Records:
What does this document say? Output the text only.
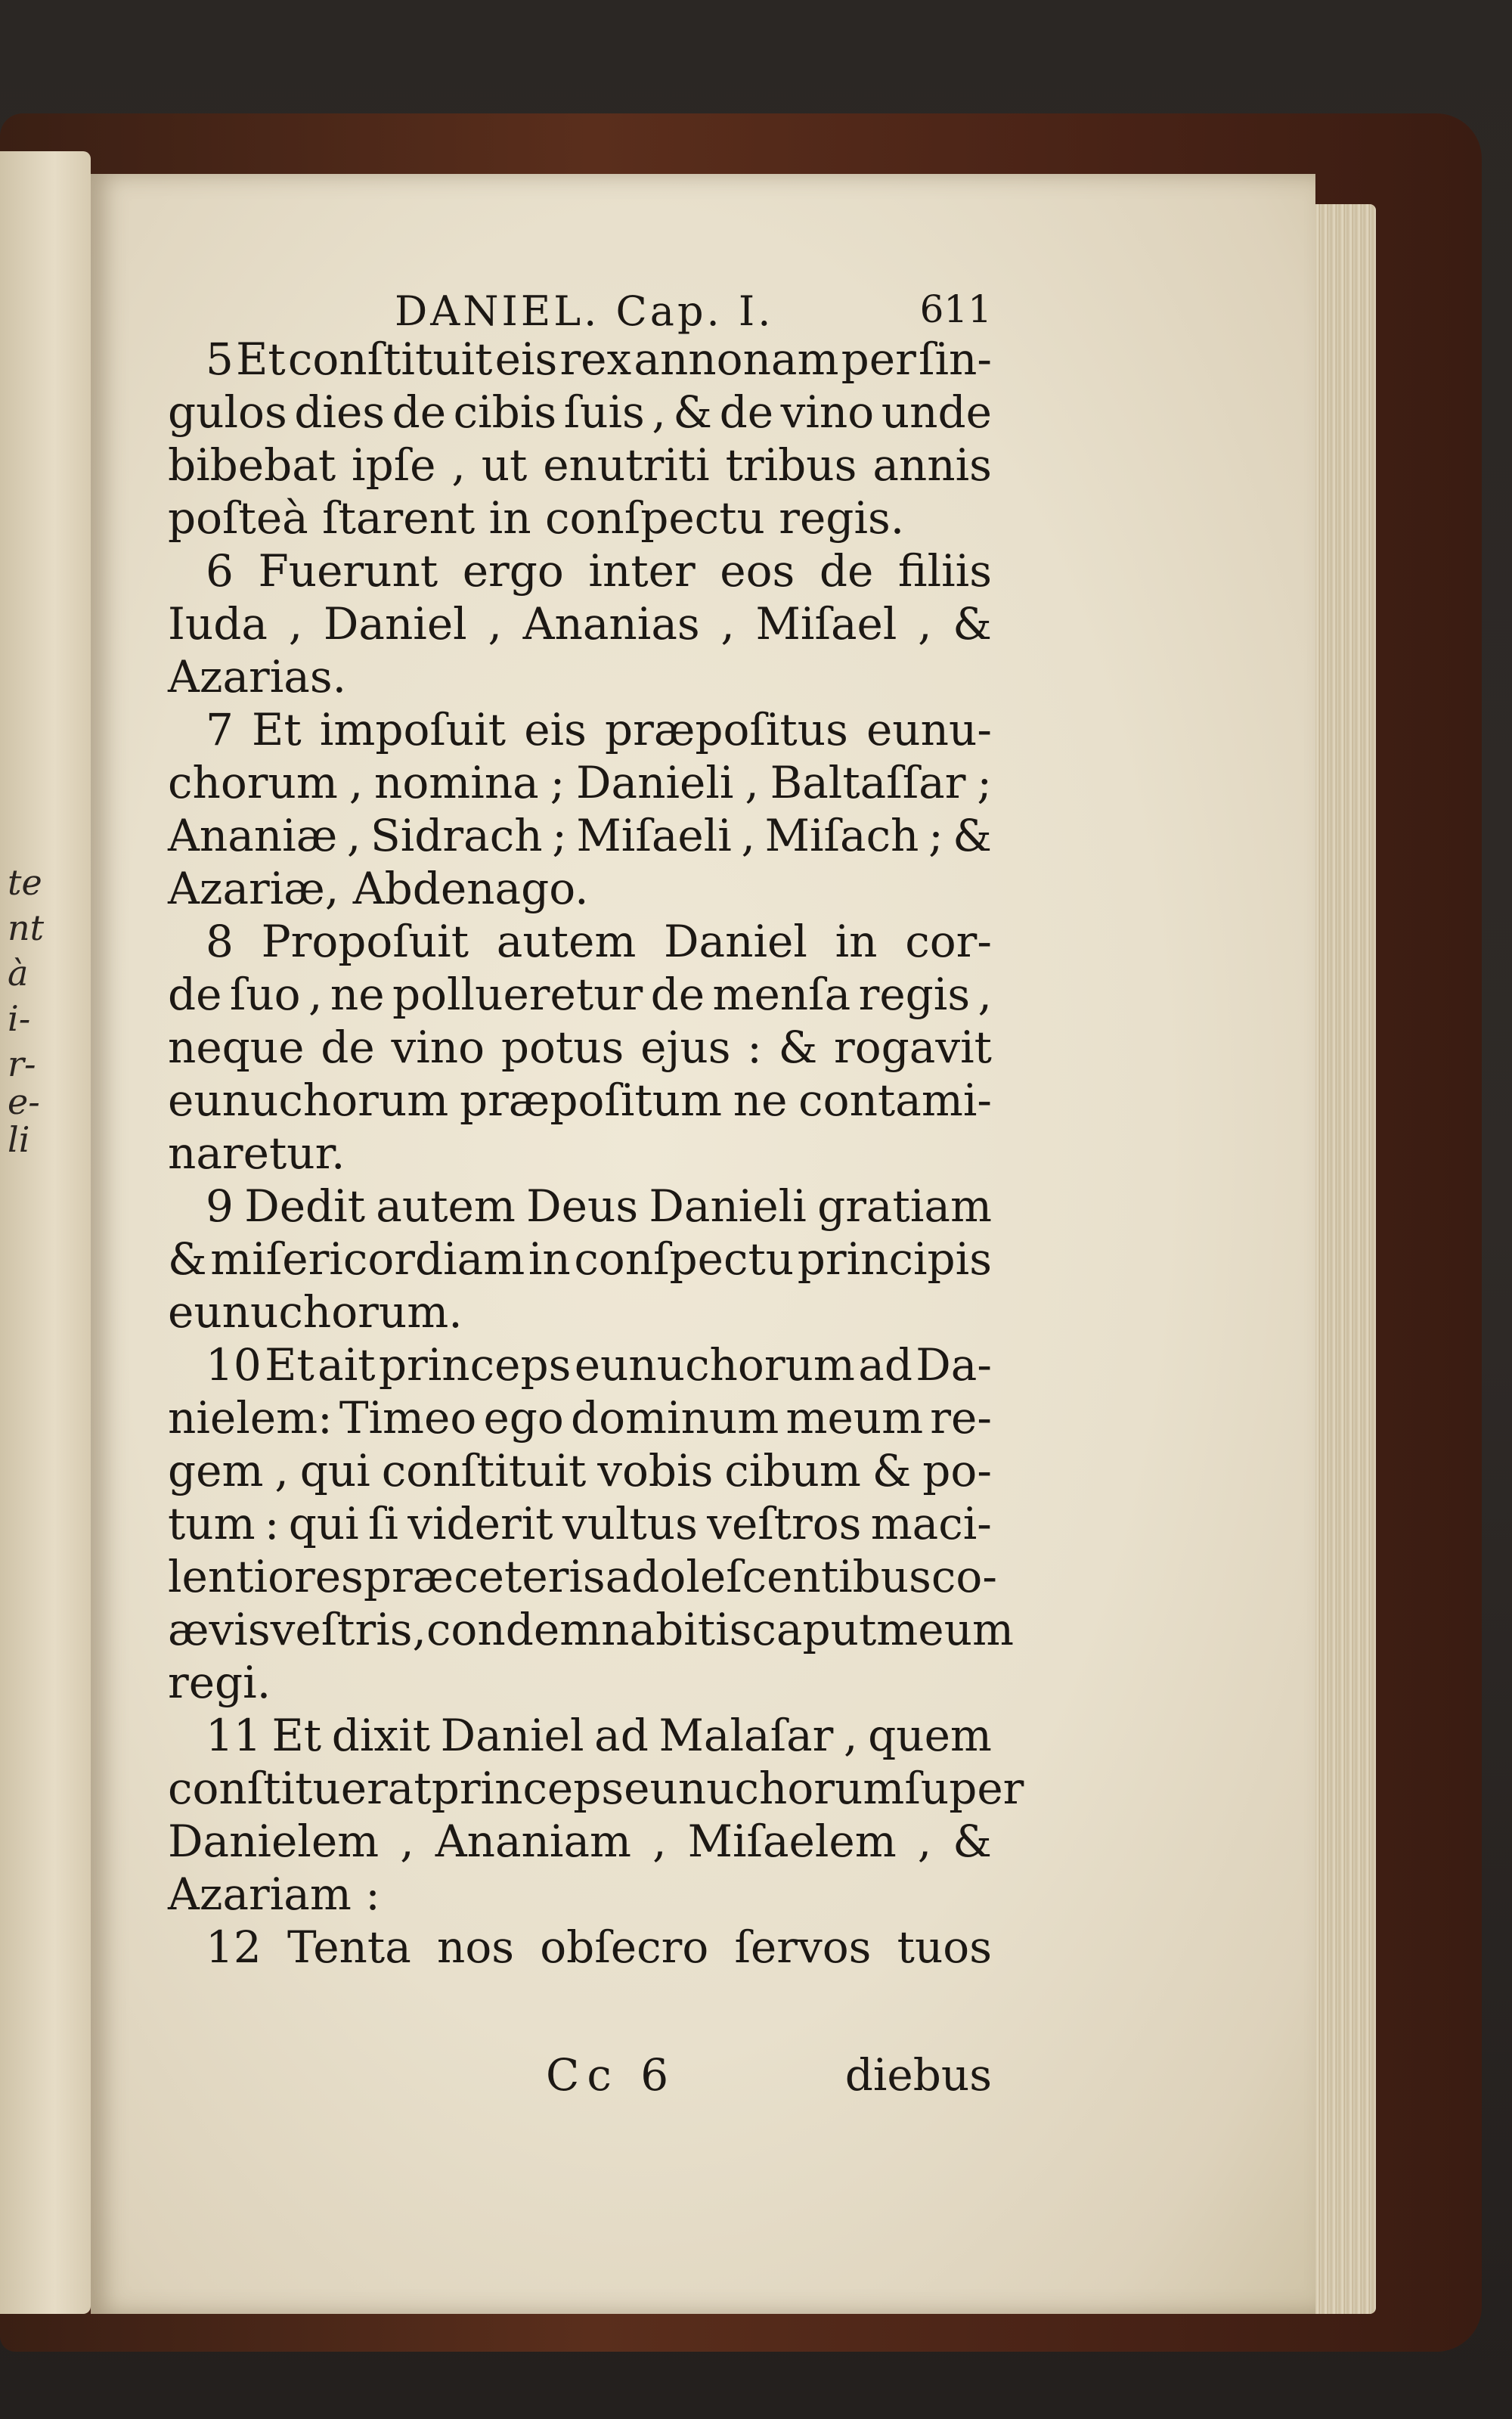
te
nt
à
i-
r-
e-
li
DANIEL. Cap. I.	611
5 Et conſtituit eis rex annonam per ſin-
gulos dies de cibis ſuis , & de vino unde
bibebat ipſe , ut enutriti tribus annis
poſteà ſtarent in conſpectu regis.
6 Fuerunt ergo inter eos de filiis
Iuda , Daniel , Ananias , Miſael , &
Azarias.
7 Et impoſuit eis præpoſitus eunu-
chorum , nomina ; Danieli , Baltaſſar ;
Ananiæ , Sidrach ; Miſaeli , Miſach ; &
Azariæ, Abdenago.
8 Propoſuit autem Daniel in cor-
de ſuo , ne pollueretur de menſa regis ,
neque de vino potus ejus : & rogavit
eunuchorum præpoſitum ne contami-
naretur.
9 Dedit autem Deus Danieli gratiam
& miſericordiam in conſpectu principis
eunuchorum.
10 Et ait princeps eunuchorum ad Da-
nielem: Timeo ego dominum meum re-
gem , qui conſtituit vobis cibum & po-
tum : qui ſi viderit vultus veſtros maci-
lentiores præ ceteris adoleſcentibus co-
ævis veſtris, condemnabitis caput meum
regi.
11 Et dixit Daniel ad Malaſar , quem
conſtituerat princeps eunuchorum ſuper
Danielem , Ananiam , Miſaelem , &
Azariam :
12 Tenta nos obſecro ſervos tuos
Cc 6	diebus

- **Stated task**
Reproduce all the entries that precede this task, word for word, minus any pictures.

- **Task solution**
What does this document say? Output the text only.
te
nt
à
i-
r-
e-
li
DANIEL. Cap. I.	611
5 Et conſtituit eis rex annonam per ſin-
gulos dies de cibis ſuis , & de vino unde
bibebat ipſe , ut enutriti tribus annis
poſteà ſtarent in conſpectu regis.
6 Fuerunt ergo inter eos de filiis
Iuda , Daniel , Ananias , Miſael , &
Azarias.
7 Et impoſuit eis præpoſitus eunu-
chorum , nomina ; Danieli , Baltaſſar ;
Ananiæ , Sidrach ; Miſaeli , Miſach ; &
Azariæ, Abdenago.
8 Propoſuit autem Daniel in cor-
de ſuo , ne pollueretur de menſa regis ,
neque de vino potus ejus : & rogavit
eunuchorum præpoſitum ne contami-
naretur.
9 Dedit autem Deus Danieli gratiam
& miſericordiam in conſpectu principis
eunuchorum.
10 Et ait princeps eunuchorum ad Da-
nielem: Timeo ego dominum meum re-
gem , qui conſtituit vobis cibum & po-
tum : qui ſi viderit vultus veſtros maci-
lentiores præ ceteris adoleſcentibus co-
ævis veſtris, condemnabitis caput meum
regi.
11 Et dixit Daniel ad Malaſar , quem
conſtituerat princeps eunuchorum ſuper
Danielem , Ananiam , Miſaelem , &
Azariam :
12 Tenta nos obſecro ſervos tuos
Cc 6	diebus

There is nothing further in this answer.